▸ TASK TO CARRY OUT
Rewrite the entries below as a numbered list, from the line containing "Localize each UI" through the line containing "map labels: Khách sạn Lotte: [593, 2021, 714, 2041]", inclusive. Omit blank lines and leave out the pictures.

▸ DATA LINES
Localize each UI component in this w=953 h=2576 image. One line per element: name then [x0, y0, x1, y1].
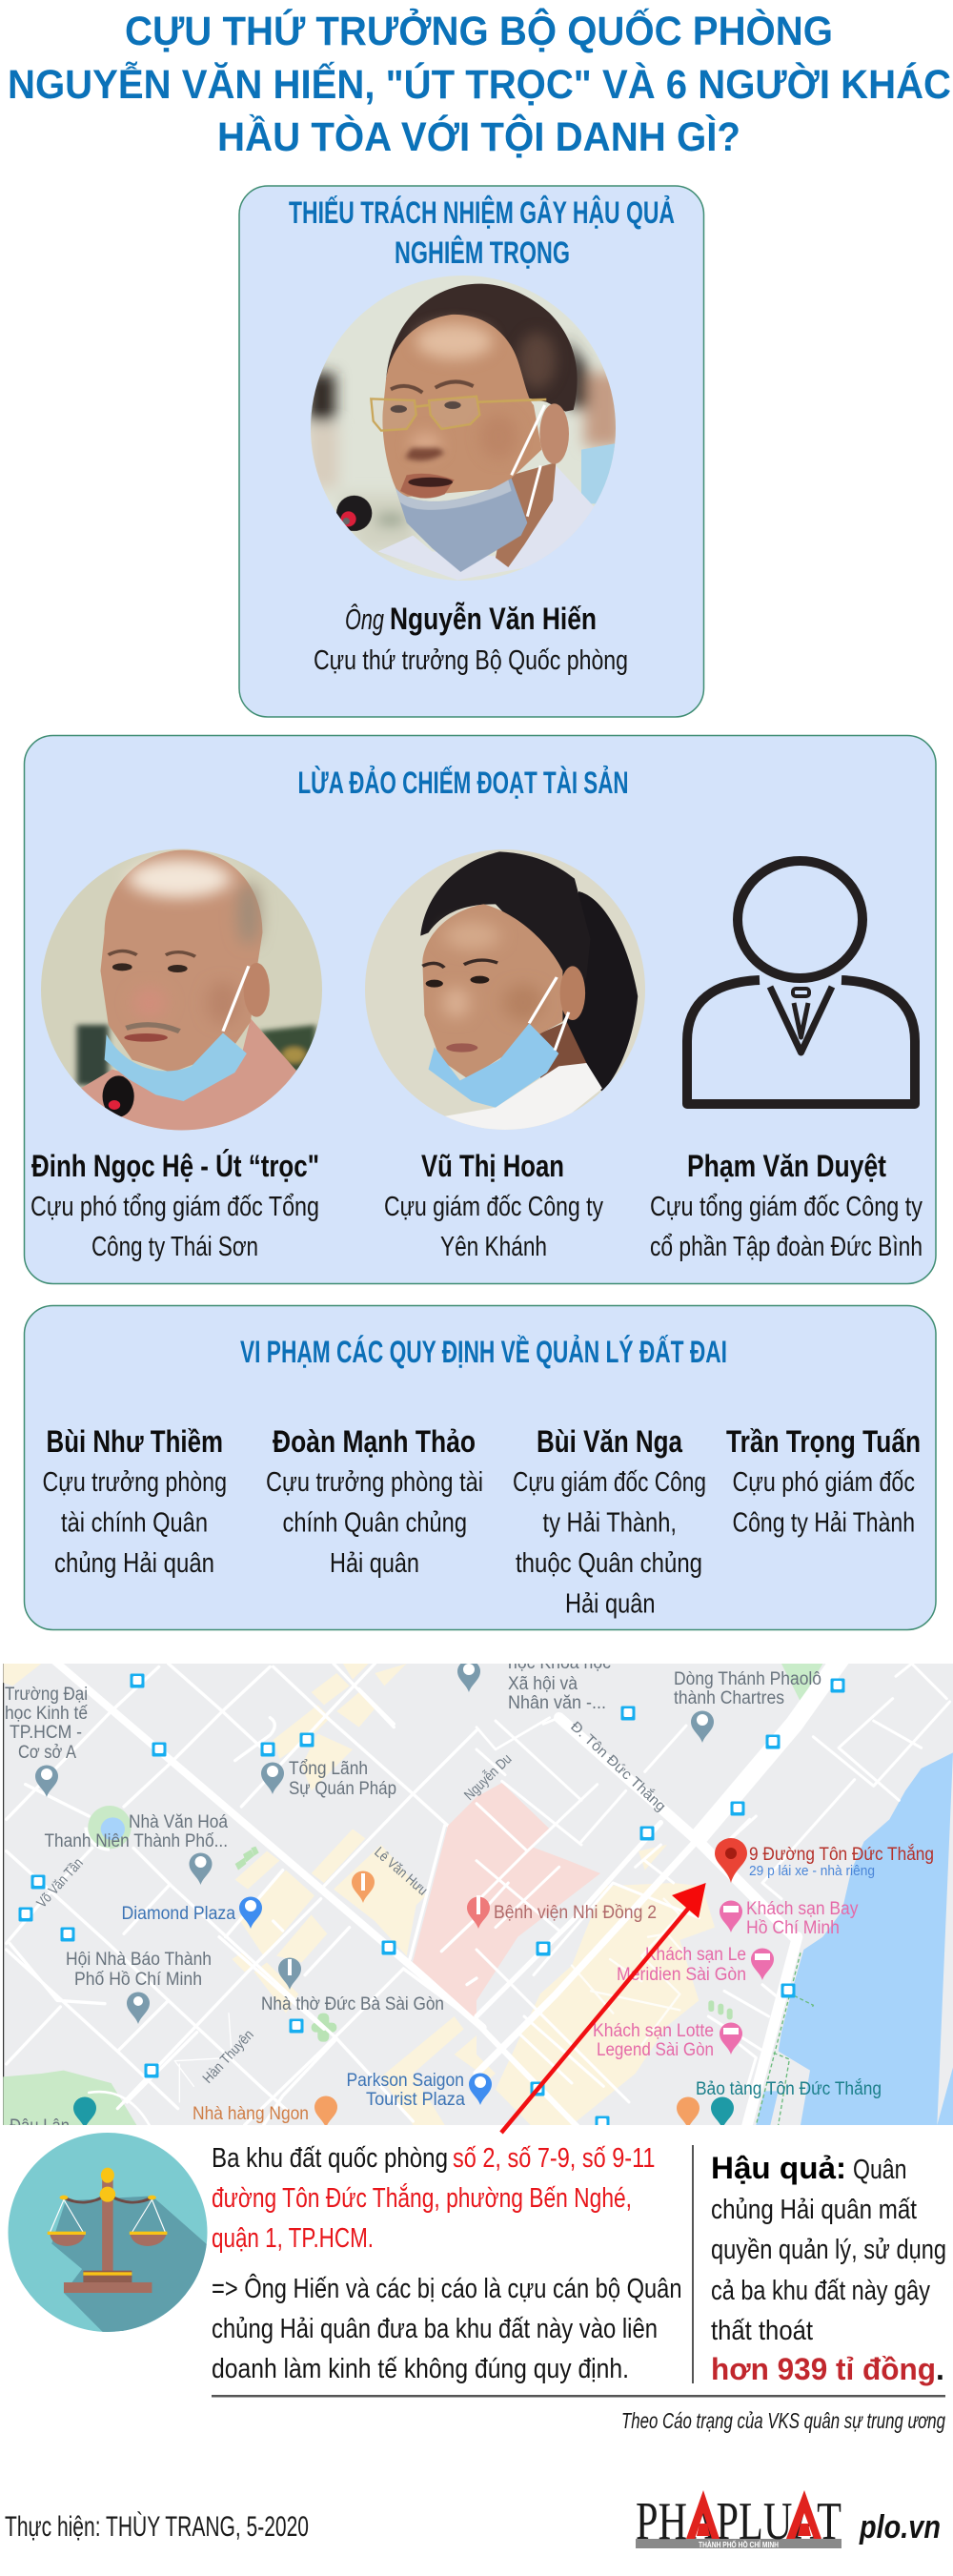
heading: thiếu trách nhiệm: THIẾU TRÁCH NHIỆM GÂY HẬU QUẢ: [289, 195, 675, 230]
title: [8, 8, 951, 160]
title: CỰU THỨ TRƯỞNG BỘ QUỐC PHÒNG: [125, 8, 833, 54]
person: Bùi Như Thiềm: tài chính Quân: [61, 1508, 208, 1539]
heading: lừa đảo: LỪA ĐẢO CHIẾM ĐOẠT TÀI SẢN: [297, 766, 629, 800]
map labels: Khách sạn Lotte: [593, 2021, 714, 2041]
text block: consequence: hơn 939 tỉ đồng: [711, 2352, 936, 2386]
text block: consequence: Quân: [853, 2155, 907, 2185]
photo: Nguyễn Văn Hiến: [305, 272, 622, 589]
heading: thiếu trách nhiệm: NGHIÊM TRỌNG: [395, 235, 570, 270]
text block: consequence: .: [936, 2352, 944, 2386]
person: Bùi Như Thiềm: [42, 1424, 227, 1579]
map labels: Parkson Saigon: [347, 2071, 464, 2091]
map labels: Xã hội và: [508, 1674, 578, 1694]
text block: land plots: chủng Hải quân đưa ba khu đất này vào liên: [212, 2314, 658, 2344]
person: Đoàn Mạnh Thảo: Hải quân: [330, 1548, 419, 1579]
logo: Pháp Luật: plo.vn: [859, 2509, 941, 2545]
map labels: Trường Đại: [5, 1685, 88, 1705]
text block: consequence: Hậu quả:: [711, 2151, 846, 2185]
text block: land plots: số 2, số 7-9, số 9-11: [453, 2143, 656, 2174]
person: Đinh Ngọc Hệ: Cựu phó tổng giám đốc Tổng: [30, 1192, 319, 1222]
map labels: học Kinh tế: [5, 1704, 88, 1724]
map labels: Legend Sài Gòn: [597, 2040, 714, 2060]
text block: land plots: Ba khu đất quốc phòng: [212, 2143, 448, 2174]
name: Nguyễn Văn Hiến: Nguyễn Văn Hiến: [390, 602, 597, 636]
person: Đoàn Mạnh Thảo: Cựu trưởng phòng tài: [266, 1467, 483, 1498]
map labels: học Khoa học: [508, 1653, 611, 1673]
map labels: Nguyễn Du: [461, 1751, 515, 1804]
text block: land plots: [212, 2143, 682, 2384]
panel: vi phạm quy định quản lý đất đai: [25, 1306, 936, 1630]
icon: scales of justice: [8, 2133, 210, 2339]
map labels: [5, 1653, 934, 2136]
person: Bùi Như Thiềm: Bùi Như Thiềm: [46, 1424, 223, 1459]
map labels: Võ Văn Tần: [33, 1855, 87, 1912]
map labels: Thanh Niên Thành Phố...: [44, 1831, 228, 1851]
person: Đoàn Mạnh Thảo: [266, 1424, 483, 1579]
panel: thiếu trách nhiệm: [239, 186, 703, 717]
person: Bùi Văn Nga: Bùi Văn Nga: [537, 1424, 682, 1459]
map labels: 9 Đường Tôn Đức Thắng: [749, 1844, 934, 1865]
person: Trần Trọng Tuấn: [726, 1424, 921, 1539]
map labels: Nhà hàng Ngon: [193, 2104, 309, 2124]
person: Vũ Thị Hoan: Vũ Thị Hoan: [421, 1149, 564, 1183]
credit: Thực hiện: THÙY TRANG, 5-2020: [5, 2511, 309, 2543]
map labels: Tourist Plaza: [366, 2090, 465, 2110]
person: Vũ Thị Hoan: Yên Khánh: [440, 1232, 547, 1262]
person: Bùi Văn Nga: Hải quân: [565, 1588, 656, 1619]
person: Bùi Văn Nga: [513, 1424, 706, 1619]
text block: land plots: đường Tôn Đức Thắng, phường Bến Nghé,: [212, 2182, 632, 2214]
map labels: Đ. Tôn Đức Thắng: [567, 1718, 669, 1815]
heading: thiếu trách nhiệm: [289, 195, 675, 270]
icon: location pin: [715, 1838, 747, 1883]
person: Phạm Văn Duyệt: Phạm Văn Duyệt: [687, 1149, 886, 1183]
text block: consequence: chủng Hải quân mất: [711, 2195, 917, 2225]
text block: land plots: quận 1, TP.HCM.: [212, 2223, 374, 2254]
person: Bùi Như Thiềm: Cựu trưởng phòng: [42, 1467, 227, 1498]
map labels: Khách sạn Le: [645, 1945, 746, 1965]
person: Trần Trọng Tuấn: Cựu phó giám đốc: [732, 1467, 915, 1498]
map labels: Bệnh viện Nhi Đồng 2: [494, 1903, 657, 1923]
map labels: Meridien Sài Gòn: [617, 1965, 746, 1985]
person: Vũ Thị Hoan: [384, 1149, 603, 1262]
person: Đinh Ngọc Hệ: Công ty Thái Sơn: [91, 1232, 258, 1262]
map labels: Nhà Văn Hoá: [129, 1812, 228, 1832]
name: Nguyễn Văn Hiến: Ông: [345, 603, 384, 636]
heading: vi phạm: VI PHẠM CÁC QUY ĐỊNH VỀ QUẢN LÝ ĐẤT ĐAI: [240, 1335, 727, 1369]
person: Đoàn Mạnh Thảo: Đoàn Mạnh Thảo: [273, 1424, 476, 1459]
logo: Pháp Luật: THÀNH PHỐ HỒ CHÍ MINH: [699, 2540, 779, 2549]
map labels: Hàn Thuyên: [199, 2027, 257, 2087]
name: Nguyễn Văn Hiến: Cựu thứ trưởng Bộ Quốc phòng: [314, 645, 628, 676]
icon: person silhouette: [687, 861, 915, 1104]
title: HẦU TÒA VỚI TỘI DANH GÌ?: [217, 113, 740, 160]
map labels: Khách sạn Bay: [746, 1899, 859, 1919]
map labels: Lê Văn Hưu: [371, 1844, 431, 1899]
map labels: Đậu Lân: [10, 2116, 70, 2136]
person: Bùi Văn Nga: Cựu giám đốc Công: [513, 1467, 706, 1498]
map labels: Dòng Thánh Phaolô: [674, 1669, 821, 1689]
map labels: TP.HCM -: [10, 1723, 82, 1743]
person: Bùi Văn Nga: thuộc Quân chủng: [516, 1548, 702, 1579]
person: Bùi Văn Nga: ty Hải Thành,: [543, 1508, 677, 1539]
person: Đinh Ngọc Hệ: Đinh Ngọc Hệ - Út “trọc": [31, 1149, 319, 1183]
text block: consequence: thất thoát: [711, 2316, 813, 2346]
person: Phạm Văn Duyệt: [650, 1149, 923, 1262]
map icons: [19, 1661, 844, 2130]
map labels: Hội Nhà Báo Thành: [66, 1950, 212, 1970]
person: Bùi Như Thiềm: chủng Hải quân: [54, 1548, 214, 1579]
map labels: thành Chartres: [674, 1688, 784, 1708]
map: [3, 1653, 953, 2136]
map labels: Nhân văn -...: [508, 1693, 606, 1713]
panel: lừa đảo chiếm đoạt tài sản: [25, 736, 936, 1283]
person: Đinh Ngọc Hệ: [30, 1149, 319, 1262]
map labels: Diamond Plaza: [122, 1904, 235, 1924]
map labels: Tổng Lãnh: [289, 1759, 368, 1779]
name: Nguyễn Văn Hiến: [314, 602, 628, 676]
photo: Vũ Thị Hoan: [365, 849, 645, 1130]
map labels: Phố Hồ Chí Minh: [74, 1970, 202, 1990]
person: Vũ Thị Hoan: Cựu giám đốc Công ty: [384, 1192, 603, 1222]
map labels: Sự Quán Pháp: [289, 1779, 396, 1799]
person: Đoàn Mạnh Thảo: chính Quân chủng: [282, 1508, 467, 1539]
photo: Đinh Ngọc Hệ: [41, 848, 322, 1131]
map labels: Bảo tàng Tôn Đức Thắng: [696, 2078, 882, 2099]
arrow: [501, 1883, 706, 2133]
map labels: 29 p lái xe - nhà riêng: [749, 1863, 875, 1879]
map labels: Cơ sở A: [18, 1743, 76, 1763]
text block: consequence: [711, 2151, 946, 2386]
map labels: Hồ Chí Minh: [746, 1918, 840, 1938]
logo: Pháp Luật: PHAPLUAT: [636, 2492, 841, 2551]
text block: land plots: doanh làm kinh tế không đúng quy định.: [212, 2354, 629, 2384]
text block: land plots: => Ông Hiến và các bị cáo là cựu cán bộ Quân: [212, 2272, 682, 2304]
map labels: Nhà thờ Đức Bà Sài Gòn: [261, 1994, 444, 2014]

...

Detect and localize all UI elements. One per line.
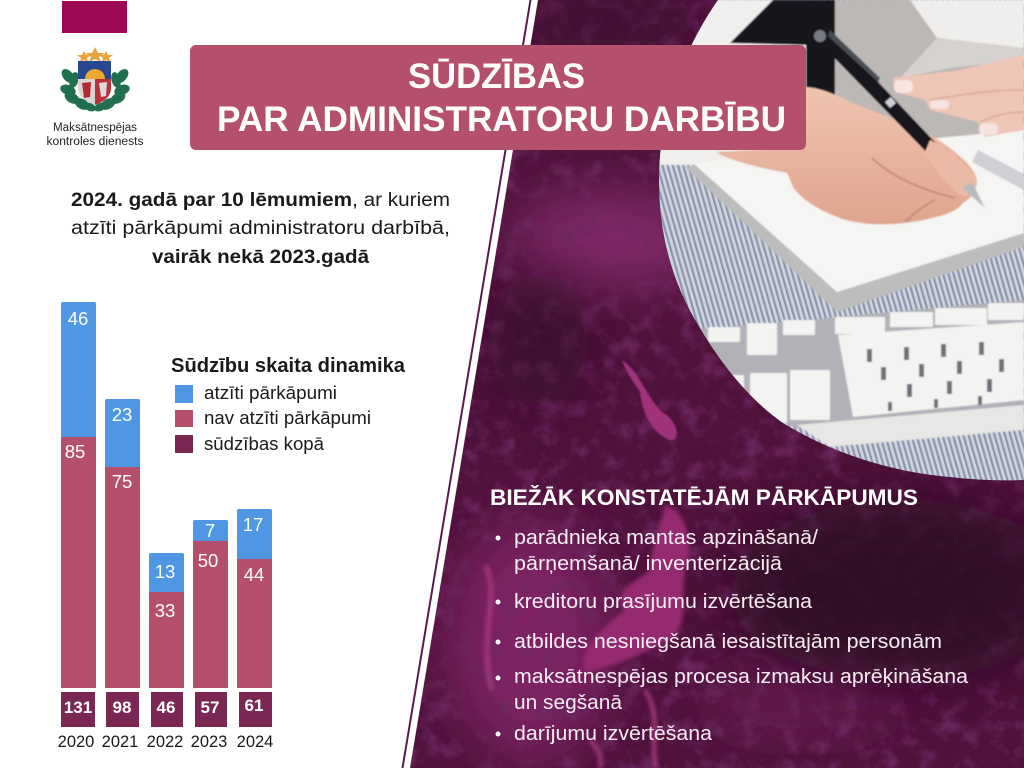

▸ ANSWER TO THE EXERCISE
1. Localize each UI component in this w=953 h=2576 image. One line per element: name then [x0, y0, x1, y1].
2. heading: thiếu trách nhiệm: THIẾU TRÁCH NHIỆM GÂY HẬU QUẢ: [289, 195, 675, 230]
3. title: [8, 8, 951, 160]
4. title: CỰU THỨ TRƯỞNG BỘ QUỐC PHÒNG: [125, 8, 833, 54]
5. person: Bùi Như Thiềm: tài chính Quân: [61, 1508, 208, 1539]
6. heading: lừa đảo: LỪA ĐẢO CHIẾM ĐOẠT TÀI SẢN: [297, 766, 629, 800]
7. map labels: Khách sạn Lotte: [593, 2021, 714, 2041]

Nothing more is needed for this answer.